"""

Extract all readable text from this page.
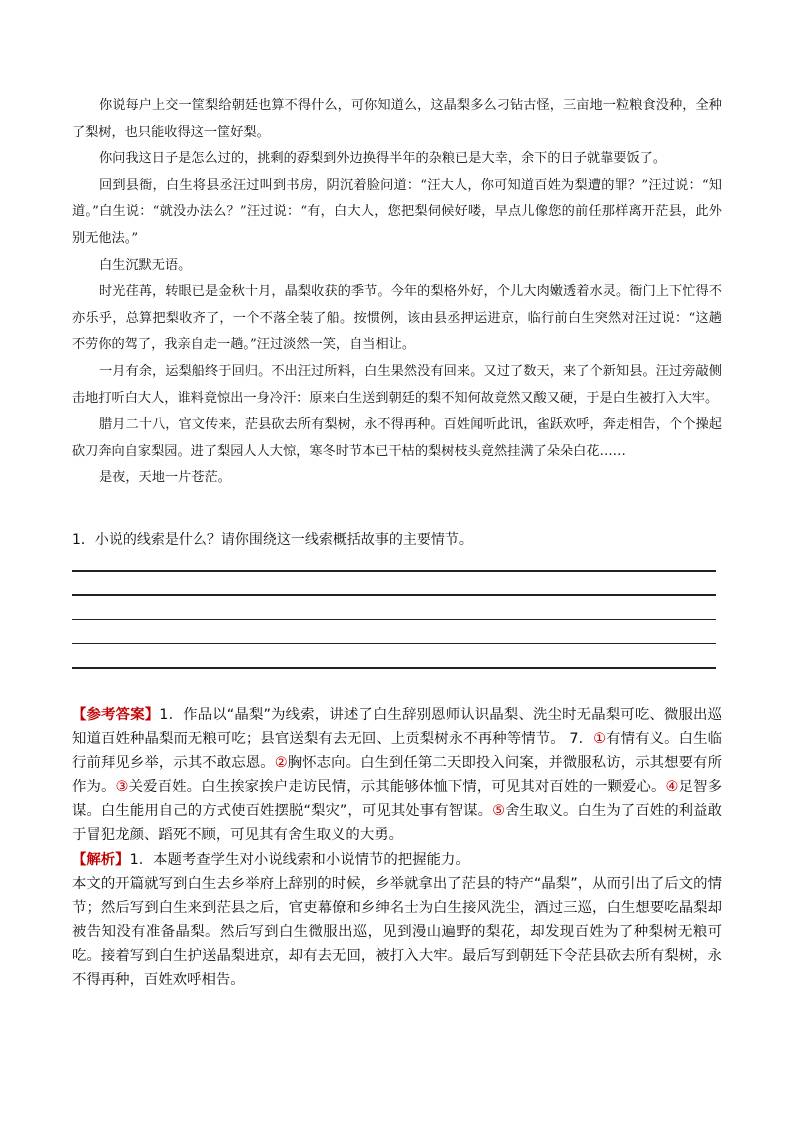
你说每户上交一筐梨给朝廷也算不得什么，可你知道么，这晶梨多么刁钻古怪，三亩地一粒粮食没种，全种了梨树，也只能收得这一筐好梨。

你问我这日子是怎么过的，挑剩的孬梨到外边换得半年的杂粮已是大幸，余下的日子就靠要饭了。

回到县衙，白生将县丞汪过叫到书房，阴沉着脸问道：“汪大人，你可知道百姓为梨遭的罪？”汪过说：“知道。”白生说：“就没办法么？”汪过说：“有，白大人，您把梨伺候好喽，早点儿像您的前任那样离开茫县，此外别无他法。”

白生沉默无语。

时光荏苒，转眼已是金秋十月，晶梨收获的季节。今年的梨格外好，个儿大肉嫩透着水灵。衙门上下忙得不亦乐乎，总算把梨收齐了，一个不落全装了船。按惯例，该由县丞押运进京，临行前白生突然对汪过说：“这趟不劳你的驾了，我亲自走一趟。”汪过淡然一笑，自当相让。

一月有余，运梨船终于回归。不出汪过所料，白生果然没有回来。又过了数天，来了个新知县。汪过旁敲侧击地打听白大人，谁料竟惊出一身冷汗：原来白生送到朝廷的梨不知何故竟然又酸又硬，于是白生被打入大牢。

腊月二十八，官文传来，茫县砍去所有梨树，永不得再种。百姓闻听此讯，雀跃欢呼，奔走相告，个个操起砍刀奔向自家梨园。进了梨园人人大惊，寒冬时节本已干枯的梨树枝头竟然挂满了朵朵白花……

是夜，天地一片苍茫。

1．小说的线索是什么？请你围绕这一线索概括故事的主要情节。

【参考答案】1．作品以“晶梨”为线索，讲述了白生辞别恩师认识晶梨、洗尘时无晶梨可吃、微服出巡知道百姓种晶梨而无粮可吃；县官送梨有去无回、上贡梨树永不再种等情节。 7．①有情有义。白生临行前拜见乡举，示其不敢忘恩。②胸怀志向。白生到任第二天即投入问案，并微服私访，示其想要有所作为。③关爱百姓。白生挨家挨户走访民情，示其能够体恤下情，可见其对百姓的一颗爱心。④足智多谋。白生能用自己的方式使百姓摆脱“梨灾”，可见其处事有智谋。⑤舍生取义。白生为了百姓的利益敢于冒犯龙颜、蹈死不顾，可见其有舍生取义的大勇。

【解析】1．本题考查学生对小说线索和小说情节的把握能力。

本文的开篇就写到白生去乡举府上辞别的时候，乡举就拿出了茫县的特产“晶梨”，从而引出了后文的情节；然后写到白生来到茫县之后，官吏幕僚和乡绅名士为白生接风洗尘，酒过三巡，白生想要吃晶梨却被告知没有准备晶梨。然后写到白生微服出巡，见到漫山遍野的梨花，却发现百姓为了种梨树无粮可吃。接着写到白生护送晶梨进京，却有去无回，被打入大牢。最后写到朝廷下令茫县砍去所有梨树，永不得再种，百姓欢呼相告。
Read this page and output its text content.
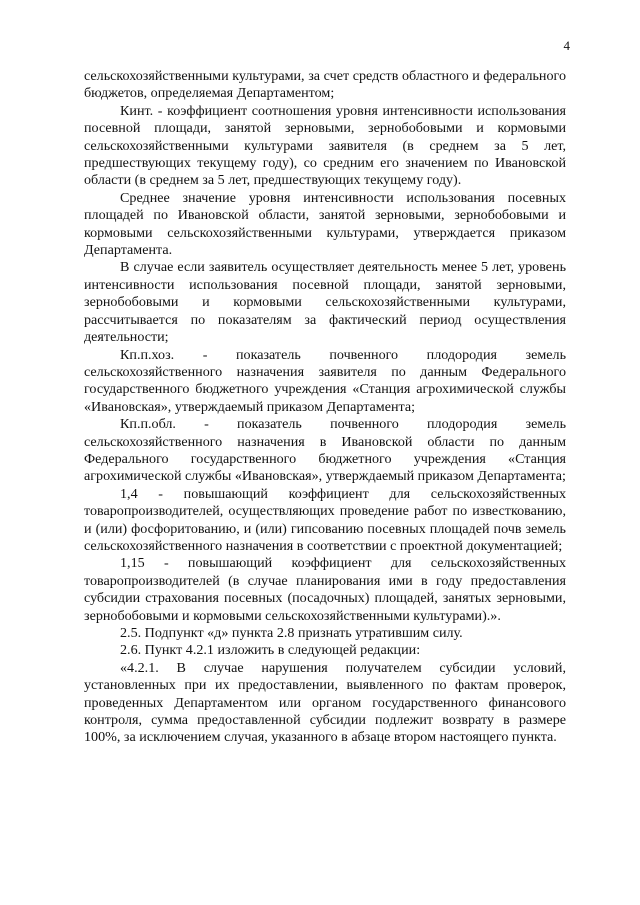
4

сельскохозяйственными культурами, за счет средств областного и федерального бюджетов, определяемая Департаментом;

Кинт. - коэффициент соотношения уровня интенсивности использования посевной площади, занятой зерновыми, зернобобовыми и кормовыми сельскохозяйственными культурами заявителя (в среднем за 5 лет, предшествующих текущему году), со средним его значением по Ивановской области (в среднем за 5 лет, предшествующих текущему году).

Среднее значение уровня интенсивности использования посевных площадей по Ивановской области, занятой зерновыми, зернобобовыми и кормовыми сельскохозяйственными культурами, утверждается приказом Департамента.

В случае если заявитель осуществляет деятельность менее 5 лет, уровень интенсивности использования посевной площади, занятой зерновыми, зернобобовыми и кормовыми сельскохозяйственными культурами, рассчитывается по показателям за фактический период осуществления деятельности;

Кп.п.хоз. - показатель почвенного плодородия земель сельскохозяйственного назначения заявителя по данным Федерального государственного бюджетного учреждения «Станция агрохимической службы «Ивановская», утверждаемый приказом Департамента;

Кп.п.обл. - показатель почвенного плодородия земель сельскохозяйственного назначения в Ивановской области по данным Федерального государственного бюджетного учреждения «Станция агрохимической службы «Ивановская», утверждаемый приказом Департамента;

1,4 - повышающий коэффициент для сельскохозяйственных товаропроизводителей, осуществляющих проведение работ по известкованию, и (или) фосфоритованию, и (или) гипсованию посевных площадей почв земель сельскохозяйственного назначения в соответствии с проектной документацией;

1,15 - повышающий коэффициент для сельскохозяйственных товаропроизводителей (в случае планирования ими в году предоставления субсидии страхования посевных (посадочных) площадей, занятых зерновыми, зернобобовыми и кормовыми сельскохозяйственными культурами).».

2.5. Подпункт «д» пункта 2.8 признать утратившим силу.

2.6. Пункт 4.2.1 изложить в следующей редакции:

«4.2.1. В случае нарушения получателем субсидии условий, установленных при их предоставлении, выявленного по фактам проверок, проведенных Департаментом или органом государственного финансового контроля, сумма предоставленной субсидии подлежит возврату в размере 100%, за исключением случая, указанного в абзаце втором настоящего пункта.
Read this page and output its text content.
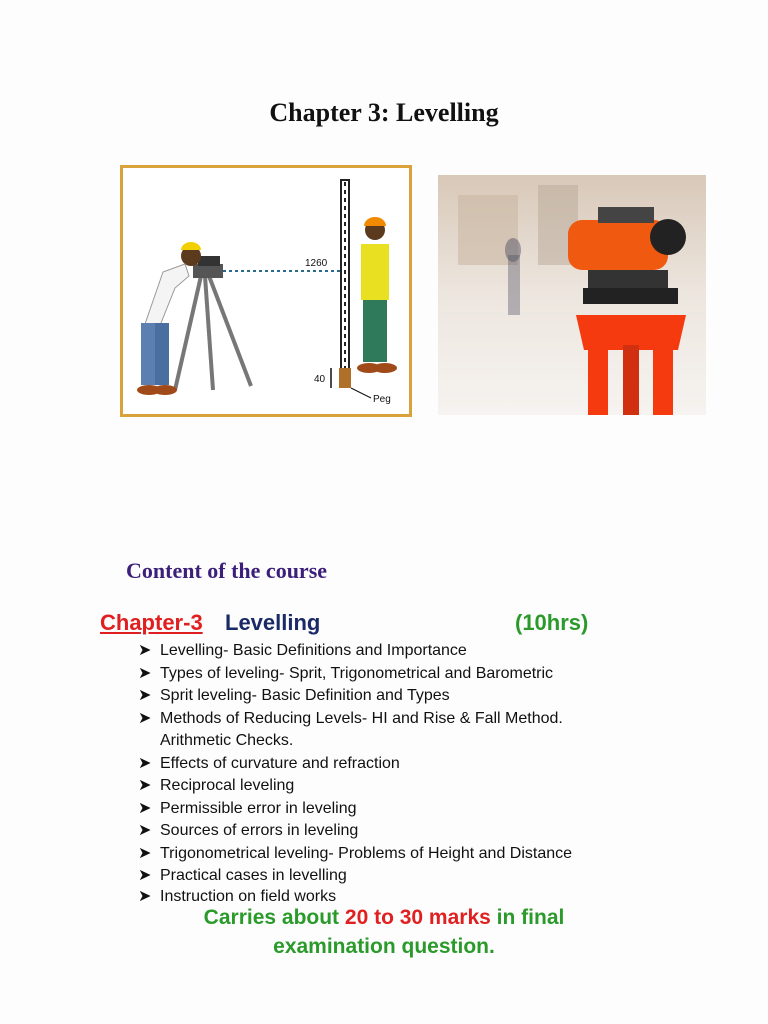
Chapter 3: Levelling
1260
40
Peg
Content of the course
Chapter-3 Levelling	(10hrs)
➤ Levelling- Basic Definitions and Importance
➤ Types of leveling- Sprit, Trigonometrical and Barometric
➤ Sprit leveling- Basic Definition and Types
➤ Methods of Reducing Levels- HI and Rise & Fall Method.
Arithmetic Checks.
➤ Effects of curvature and refraction
➤ Reciprocal leveling
➤ Permissible error in leveling
➤ Sources of errors in leveling
➤ Trigonometrical leveling- Problems of Height and Distance
➤ Practical cases in levelling
➤ Instruction on field works
Carries about 20 to 30 marks in final
examination question.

"""

**Stated goal:** Tell how many lines above contain the word "году". Give the number alone.

**Solution:** 2